▶

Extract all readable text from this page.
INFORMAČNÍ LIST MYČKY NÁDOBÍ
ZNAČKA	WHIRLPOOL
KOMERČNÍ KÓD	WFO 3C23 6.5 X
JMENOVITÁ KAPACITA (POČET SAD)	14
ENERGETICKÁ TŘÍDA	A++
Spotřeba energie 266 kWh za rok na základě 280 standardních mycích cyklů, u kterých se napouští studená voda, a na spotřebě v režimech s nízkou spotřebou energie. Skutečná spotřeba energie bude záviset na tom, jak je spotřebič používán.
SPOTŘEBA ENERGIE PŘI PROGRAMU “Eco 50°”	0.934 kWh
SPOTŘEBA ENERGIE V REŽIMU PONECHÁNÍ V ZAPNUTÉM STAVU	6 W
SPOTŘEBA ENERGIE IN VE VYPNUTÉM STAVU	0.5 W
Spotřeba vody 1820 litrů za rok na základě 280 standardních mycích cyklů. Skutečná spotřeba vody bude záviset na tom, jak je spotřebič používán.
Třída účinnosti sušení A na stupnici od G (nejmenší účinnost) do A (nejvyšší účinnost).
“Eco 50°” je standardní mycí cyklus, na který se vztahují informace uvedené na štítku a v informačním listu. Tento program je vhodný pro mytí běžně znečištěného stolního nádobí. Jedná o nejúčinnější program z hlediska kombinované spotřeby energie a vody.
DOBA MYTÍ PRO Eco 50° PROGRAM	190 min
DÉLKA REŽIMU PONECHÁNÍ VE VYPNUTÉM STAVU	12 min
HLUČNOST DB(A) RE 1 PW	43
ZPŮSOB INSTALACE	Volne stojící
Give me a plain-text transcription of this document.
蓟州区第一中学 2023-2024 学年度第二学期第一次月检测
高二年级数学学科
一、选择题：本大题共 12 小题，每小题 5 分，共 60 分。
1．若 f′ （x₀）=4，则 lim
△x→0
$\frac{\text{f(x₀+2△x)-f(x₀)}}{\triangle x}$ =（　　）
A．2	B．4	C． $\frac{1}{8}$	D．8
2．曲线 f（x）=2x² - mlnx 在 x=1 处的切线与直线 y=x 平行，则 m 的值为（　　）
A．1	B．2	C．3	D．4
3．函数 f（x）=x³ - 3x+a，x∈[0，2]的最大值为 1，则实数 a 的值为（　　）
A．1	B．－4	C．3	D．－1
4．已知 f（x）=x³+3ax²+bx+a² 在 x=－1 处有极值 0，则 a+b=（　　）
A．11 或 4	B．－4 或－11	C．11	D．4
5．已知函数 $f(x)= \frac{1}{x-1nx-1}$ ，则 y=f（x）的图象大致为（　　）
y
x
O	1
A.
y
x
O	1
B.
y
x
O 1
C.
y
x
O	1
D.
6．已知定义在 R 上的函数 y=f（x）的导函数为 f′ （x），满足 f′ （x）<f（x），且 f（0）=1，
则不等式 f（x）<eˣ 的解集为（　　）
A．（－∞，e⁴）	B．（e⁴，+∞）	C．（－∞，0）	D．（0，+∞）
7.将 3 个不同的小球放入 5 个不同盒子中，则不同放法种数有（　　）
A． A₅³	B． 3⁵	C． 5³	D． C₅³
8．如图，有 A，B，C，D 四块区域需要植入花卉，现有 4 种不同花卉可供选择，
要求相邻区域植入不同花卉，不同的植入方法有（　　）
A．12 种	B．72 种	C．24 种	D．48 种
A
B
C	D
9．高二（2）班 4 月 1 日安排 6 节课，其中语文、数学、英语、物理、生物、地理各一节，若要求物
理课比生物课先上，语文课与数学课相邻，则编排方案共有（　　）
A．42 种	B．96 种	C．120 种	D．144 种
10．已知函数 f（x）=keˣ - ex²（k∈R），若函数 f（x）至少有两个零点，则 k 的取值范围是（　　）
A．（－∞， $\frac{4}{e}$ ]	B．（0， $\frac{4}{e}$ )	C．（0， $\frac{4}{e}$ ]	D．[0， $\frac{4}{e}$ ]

◀

The records above must be repeated exactly, every one of them.

Extract all readable text from this page.
INFORMAČNÍ LIST MYČKY NÁDOBÍ
ZNAČKA	WHIRLPOOL
KOMERČNÍ KÓD	WFO 3C23 6.5 X
JMENOVITÁ KAPACITA (POČET SAD)	14
ENERGETICKÁ TŘÍDA	A++
Spotřeba energie 266 kWh za rok na základě 280 standardních mycích cyklů, u kterých se napouští studená voda, a na spotřebě v režimech s nízkou spotřebou energie. Skutečná spotřeba energie bude záviset na tom, jak je spotřebič používán.
SPOTŘEBA ENERGIE PŘI PROGRAMU “Eco 50°”	0.934 kWh
SPOTŘEBA ENERGIE V REŽIMU PONECHÁNÍ V ZAPNUTÉM STAVU	6 W
SPOTŘEBA ENERGIE IN VE VYPNUTÉM STAVU	0.5 W
Spotřeba vody 1820 litrů za rok na základě 280 standardních mycích cyklů. Skutečná spotřeba vody bude záviset na tom, jak je spotřebič používán.
Třída účinnosti sušení A na stupnici od G (nejmenší účinnost) do A (nejvyšší účinnost).
“Eco 50°” je standardní mycí cyklus, na který se vztahují informace uvedené na štítku a v informačním listu. Tento program je vhodný pro mytí běžně znečištěného stolního nádobí. Jedná o nejúčinnější program z hlediska kombinované spotřeby energie a vody.
DOBA MYTÍ PRO Eco 50° PROGRAM	190 min
DÉLKA REŽIMU PONECHÁNÍ VE VYPNUTÉM STAVU	12 min
HLUČNOST DB(A) RE 1 PW	43
ZPŮSOB INSTALACE	Volne stojící
Give me a plain-text transcription of this document.
蓟州区第一中学 2023-2024 学年度第二学期第一次月检测
高二年级数学学科
一、选择题：本大题共 12 小题，每小题 5 分，共 60 分。
1．若 f′ （x₀）=4，则 lim
△x→0
$\frac{\text{f(x₀+2△x)-f(x₀)}}{\triangle x}$ =（　　）
A．2	B．4	C． $\frac{1}{8}$	D．8
2．曲线 f（x）=2x² - mlnx 在 x=1 处的切线与直线 y=x 平行，则 m 的值为（　　）
A．1	B．2	C．3	D．4
3．函数 f（x）=x³ - 3x+a，x∈[0，2]的最大值为 1，则实数 a 的值为（　　）
A．1	B．－4	C．3	D．－1
4．已知 f（x）=x³+3ax²+bx+a² 在 x=－1 处有极值 0，则 a+b=（　　）
A．11 或 4	B．－4 或－11	C．11	D．4
5．已知函数 $f(x)= \frac{1}{x-1nx-1}$ ，则 y=f（x）的图象大致为（　　）
y
x
O	1
A.
y
x
O	1
B.
y
x
O 1
C.
y
x
O	1
D.
6．已知定义在 R 上的函数 y=f（x）的导函数为 f′ （x），满足 f′ （x）<f（x），且 f（0）=1，
则不等式 f（x）<eˣ 的解集为（　　）
A．（－∞，e⁴）	B．（e⁴，+∞）	C．（－∞，0）	D．（0，+∞）
7.将 3 个不同的小球放入 5 个不同盒子中，则不同放法种数有（　　）
A． A₅³	B． 3⁵	C． 5³	D． C₅³
8．如图，有 A，B，C，D 四块区域需要植入花卉，现有 4 种不同花卉可供选择，
要求相邻区域植入不同花卉，不同的植入方法有（　　）
A．12 种	B．72 种	C．24 种	D．48 种
A
B
C	D
9．高二（2）班 4 月 1 日安排 6 节课，其中语文、数学、英语、物理、生物、地理各一节，若要求物
理课比生物课先上，语文课与数学课相邻，则编排方案共有（　　）
A．42 种	B．96 种	C．120 种	D．144 种
10．已知函数 f（x）=keˣ - ex²（k∈R），若函数 f（x）至少有两个零点，则 k 的取值范围是（　　）
A．（－∞， $\frac{4}{e}$ ]	B．（0， $\frac{4}{e}$ )	C．（0， $\frac{4}{e}$ ]	D．[0， $\frac{4}{e}$ ]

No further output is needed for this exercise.